Records shown:
-----

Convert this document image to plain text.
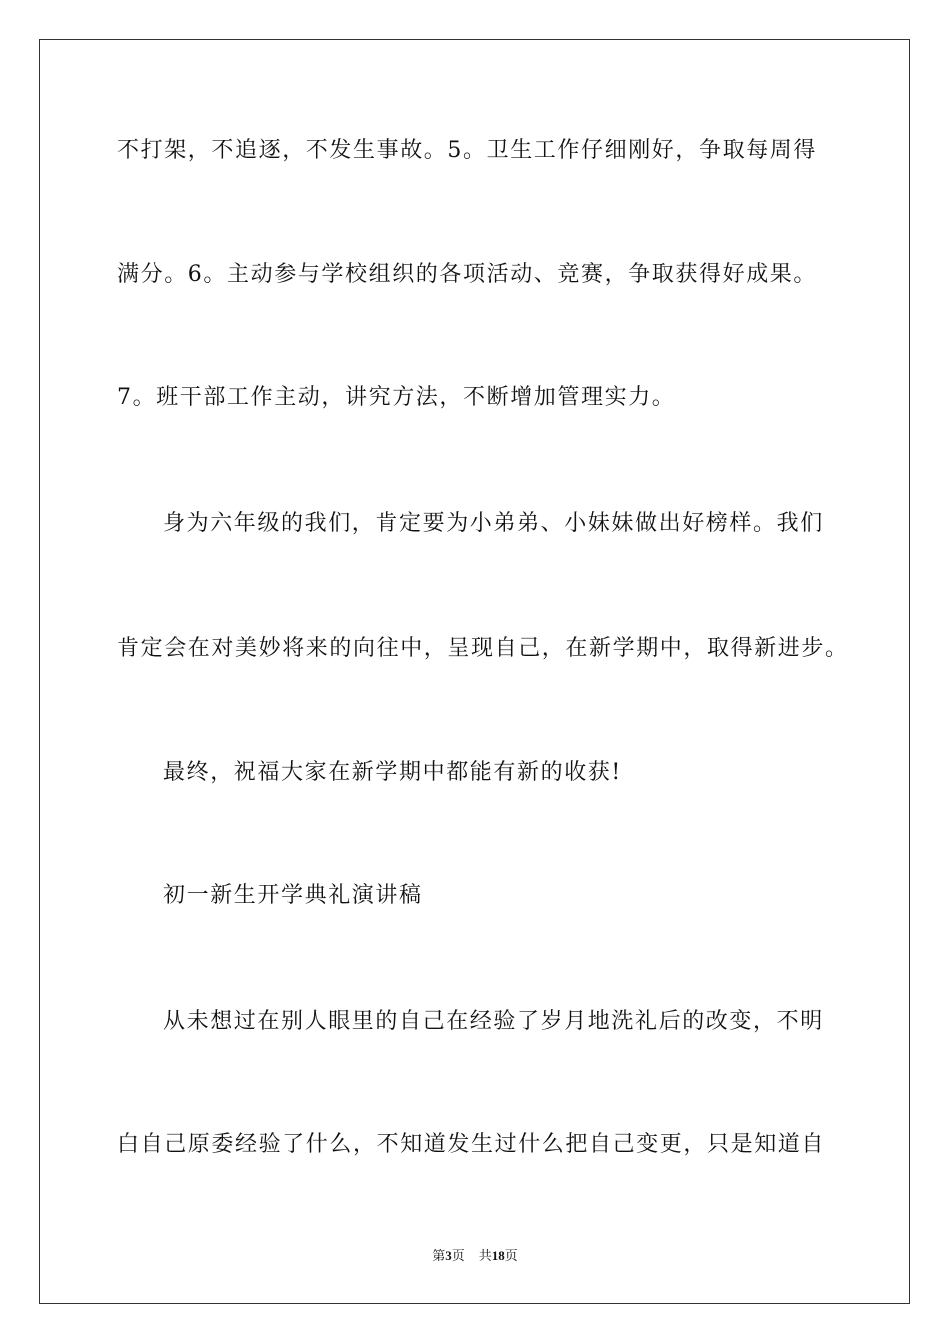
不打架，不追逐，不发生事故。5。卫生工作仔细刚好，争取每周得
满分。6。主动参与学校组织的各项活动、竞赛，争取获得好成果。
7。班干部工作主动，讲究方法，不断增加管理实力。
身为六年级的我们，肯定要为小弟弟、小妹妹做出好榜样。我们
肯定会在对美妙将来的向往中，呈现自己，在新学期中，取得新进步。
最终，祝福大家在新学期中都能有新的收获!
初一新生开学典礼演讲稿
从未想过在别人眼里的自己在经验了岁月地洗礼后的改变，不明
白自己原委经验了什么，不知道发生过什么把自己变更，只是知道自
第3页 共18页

-----

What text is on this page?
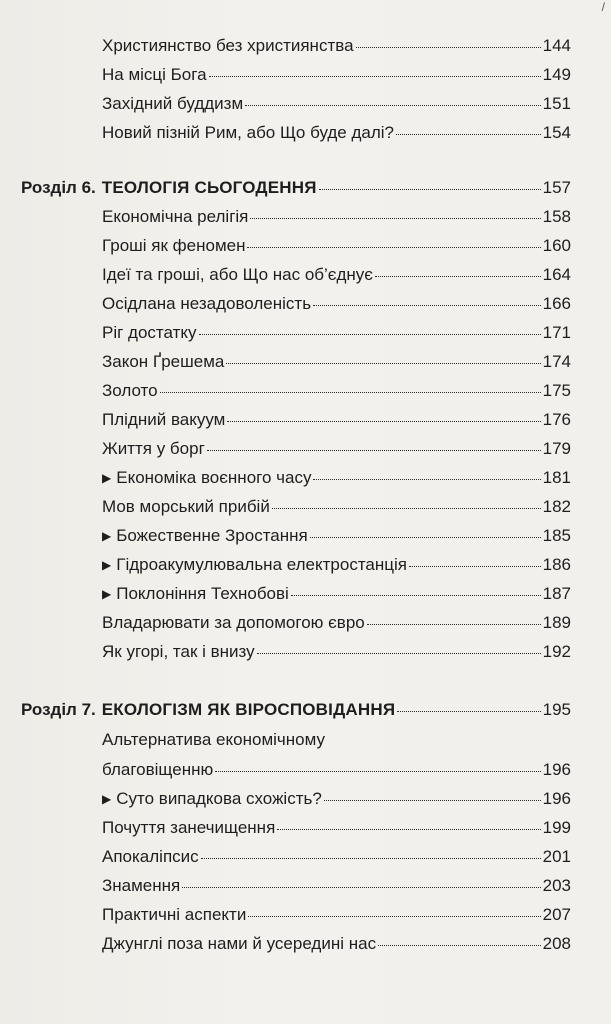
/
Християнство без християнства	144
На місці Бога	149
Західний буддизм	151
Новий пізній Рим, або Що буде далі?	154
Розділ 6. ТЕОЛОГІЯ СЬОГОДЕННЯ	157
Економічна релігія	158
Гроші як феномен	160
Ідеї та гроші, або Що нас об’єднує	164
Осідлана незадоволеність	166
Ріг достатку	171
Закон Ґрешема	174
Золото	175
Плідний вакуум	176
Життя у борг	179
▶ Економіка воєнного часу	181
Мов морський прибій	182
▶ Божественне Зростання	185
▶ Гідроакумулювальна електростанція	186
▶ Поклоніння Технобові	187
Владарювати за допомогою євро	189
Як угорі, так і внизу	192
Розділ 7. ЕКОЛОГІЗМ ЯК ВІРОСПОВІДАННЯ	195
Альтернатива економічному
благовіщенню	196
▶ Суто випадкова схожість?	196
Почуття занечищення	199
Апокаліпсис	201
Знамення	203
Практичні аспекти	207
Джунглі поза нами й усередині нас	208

-----

What to do: Say how many lines of the material contain the word "this", with no other text.

Exercise result: 2